• **Your task**:
Present the following data again exactly as it is shown.

↓

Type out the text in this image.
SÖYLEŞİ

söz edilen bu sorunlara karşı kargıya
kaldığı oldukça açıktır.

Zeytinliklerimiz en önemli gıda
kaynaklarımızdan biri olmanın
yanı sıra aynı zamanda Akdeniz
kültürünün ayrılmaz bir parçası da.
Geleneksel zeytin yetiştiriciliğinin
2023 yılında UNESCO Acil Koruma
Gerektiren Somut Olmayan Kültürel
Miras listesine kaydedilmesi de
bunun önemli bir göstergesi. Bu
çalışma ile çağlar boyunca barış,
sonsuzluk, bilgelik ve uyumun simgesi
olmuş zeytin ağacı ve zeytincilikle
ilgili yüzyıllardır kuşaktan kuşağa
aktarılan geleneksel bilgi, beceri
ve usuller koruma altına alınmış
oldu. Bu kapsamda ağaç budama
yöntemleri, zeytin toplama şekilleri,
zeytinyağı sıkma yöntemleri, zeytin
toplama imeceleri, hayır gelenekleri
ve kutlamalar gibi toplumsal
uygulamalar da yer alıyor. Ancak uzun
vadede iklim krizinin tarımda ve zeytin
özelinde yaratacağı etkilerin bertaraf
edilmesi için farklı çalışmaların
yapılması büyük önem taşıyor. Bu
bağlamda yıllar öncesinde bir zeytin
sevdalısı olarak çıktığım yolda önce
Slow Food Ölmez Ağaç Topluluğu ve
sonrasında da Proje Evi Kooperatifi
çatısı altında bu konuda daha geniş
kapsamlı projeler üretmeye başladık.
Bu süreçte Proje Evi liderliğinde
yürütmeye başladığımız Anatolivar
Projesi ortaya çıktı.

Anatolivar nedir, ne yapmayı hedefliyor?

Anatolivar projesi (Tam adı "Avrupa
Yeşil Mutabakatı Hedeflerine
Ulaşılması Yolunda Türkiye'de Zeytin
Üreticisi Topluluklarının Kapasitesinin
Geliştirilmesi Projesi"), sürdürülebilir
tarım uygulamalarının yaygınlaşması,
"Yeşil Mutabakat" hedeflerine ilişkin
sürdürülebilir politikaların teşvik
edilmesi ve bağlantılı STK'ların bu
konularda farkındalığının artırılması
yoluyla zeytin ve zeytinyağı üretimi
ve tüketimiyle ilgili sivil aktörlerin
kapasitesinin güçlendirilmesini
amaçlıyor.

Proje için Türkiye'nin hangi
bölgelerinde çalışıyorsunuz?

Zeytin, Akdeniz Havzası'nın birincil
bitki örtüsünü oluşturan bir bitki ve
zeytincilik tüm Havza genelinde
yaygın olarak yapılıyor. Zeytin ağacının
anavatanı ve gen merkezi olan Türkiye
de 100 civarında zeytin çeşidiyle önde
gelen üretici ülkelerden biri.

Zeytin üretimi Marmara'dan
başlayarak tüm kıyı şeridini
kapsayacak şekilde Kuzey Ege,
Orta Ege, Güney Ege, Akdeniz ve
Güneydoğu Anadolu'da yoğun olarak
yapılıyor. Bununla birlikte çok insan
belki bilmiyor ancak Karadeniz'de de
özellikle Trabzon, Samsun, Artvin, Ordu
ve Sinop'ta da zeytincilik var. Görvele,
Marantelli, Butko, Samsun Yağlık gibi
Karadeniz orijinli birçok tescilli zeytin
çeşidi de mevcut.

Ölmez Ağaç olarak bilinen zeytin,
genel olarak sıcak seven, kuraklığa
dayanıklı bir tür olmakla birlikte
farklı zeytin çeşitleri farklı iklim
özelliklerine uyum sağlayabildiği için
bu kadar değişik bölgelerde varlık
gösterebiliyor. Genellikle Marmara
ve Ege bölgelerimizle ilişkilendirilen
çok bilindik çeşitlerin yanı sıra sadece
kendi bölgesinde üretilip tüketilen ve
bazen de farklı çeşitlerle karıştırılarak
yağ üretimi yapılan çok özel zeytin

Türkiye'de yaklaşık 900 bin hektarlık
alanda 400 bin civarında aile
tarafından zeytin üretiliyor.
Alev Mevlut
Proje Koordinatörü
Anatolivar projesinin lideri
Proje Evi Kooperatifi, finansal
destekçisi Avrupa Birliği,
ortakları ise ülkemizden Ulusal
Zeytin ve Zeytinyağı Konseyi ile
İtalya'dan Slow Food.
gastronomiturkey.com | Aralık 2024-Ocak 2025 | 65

↑

• **Answer for the task**:
Type out the text in this image.
SÖYLEŞİ

söz edilen bu sorunlara karşı kargıya
kaldığı oldukça açıktır.

Zeytinliklerimiz en önemli gıda
kaynaklarımızdan biri olmanın
yanı sıra aynı zamanda Akdeniz
kültürünün ayrılmaz bir parçası da.
Geleneksel zeytin yetiştiriciliğinin
2023 yılında UNESCO Acil Koruma
Gerektiren Somut Olmayan Kültürel
Miras listesine kaydedilmesi de
bunun önemli bir göstergesi. Bu
çalışma ile çağlar boyunca barış,
sonsuzluk, bilgelik ve uyumun simgesi
olmuş zeytin ağacı ve zeytincilikle
ilgili yüzyıllardır kuşaktan kuşağa
aktarılan geleneksel bilgi, beceri
ve usuller koruma altına alınmış
oldu. Bu kapsamda ağaç budama
yöntemleri, zeytin toplama şekilleri,
zeytinyağı sıkma yöntemleri, zeytin
toplama imeceleri, hayır gelenekleri
ve kutlamalar gibi toplumsal
uygulamalar da yer alıyor. Ancak uzun
vadede iklim krizinin tarımda ve zeytin
özelinde yaratacağı etkilerin bertaraf
edilmesi için farklı çalışmaların
yapılması büyük önem taşıyor. Bu
bağlamda yıllar öncesinde bir zeytin
sevdalısı olarak çıktığım yolda önce
Slow Food Ölmez Ağaç Topluluğu ve
sonrasında da Proje Evi Kooperatifi
çatısı altında bu konuda daha geniş
kapsamlı projeler üretmeye başladık.
Bu süreçte Proje Evi liderliğinde
yürütmeye başladığımız Anatolivar
Projesi ortaya çıktı.

Anatolivar nedir, ne yapmayı hedefliyor?

Anatolivar projesi (Tam adı "Avrupa
Yeşil Mutabakatı Hedeflerine
Ulaşılması Yolunda Türkiye'de Zeytin
Üreticisi Topluluklarının Kapasitesinin
Geliştirilmesi Projesi"), sürdürülebilir
tarım uygulamalarının yaygınlaşması,
"Yeşil Mutabakat" hedeflerine ilişkin
sürdürülebilir politikaların teşvik
edilmesi ve bağlantılı STK'ların bu
konularda farkındalığının artırılması
yoluyla zeytin ve zeytinyağı üretimi
ve tüketimiyle ilgili sivil aktörlerin
kapasitesinin güçlendirilmesini
amaçlıyor.

Proje için Türkiye'nin hangi
bölgelerinde çalışıyorsunuz?

Zeytin, Akdeniz Havzası'nın birincil
bitki örtüsünü oluşturan bir bitki ve
zeytincilik tüm Havza genelinde
yaygın olarak yapılıyor. Zeytin ağacının
anavatanı ve gen merkezi olan Türkiye
de 100 civarında zeytin çeşidiyle önde
gelen üretici ülkelerden biri.

Zeytin üretimi Marmara'dan
başlayarak tüm kıyı şeridini
kapsayacak şekilde Kuzey Ege,
Orta Ege, Güney Ege, Akdeniz ve
Güneydoğu Anadolu'da yoğun olarak
yapılıyor. Bununla birlikte çok insan
belki bilmiyor ancak Karadeniz'de de
özellikle Trabzon, Samsun, Artvin, Ordu
ve Sinop'ta da zeytincilik var. Görvele,
Marantelli, Butko, Samsun Yağlık gibi
Karadeniz orijinli birçok tescilli zeytin
çeşidi de mevcut.

Ölmez Ağaç olarak bilinen zeytin,
genel olarak sıcak seven, kuraklığa
dayanıklı bir tür olmakla birlikte
farklı zeytin çeşitleri farklı iklim
özelliklerine uyum sağlayabildiği için
bu kadar değişik bölgelerde varlık
gösterebiliyor. Genellikle Marmara
ve Ege bölgelerimizle ilişkilendirilen
çok bilindik çeşitlerin yanı sıra sadece
kendi bölgesinde üretilip tüketilen ve
bazen de farklı çeşitlerle karıştırılarak
yağ üretimi yapılan çok özel zeytin

Türkiye'de yaklaşık 900 bin hektarlık
alanda 400 bin civarında aile
tarafından zeytin üretiliyor.
Alev Mevlut
Proje Koordinatörü
Anatolivar projesinin lideri
Proje Evi Kooperatifi, finansal
destekçisi Avrupa Birliği,
ortakları ise ülkemizden Ulusal
Zeytin ve Zeytinyağı Konseyi ile
İtalya'dan Slow Food.
gastronomiturkey.com | Aralık 2024-Ocak 2025 | 65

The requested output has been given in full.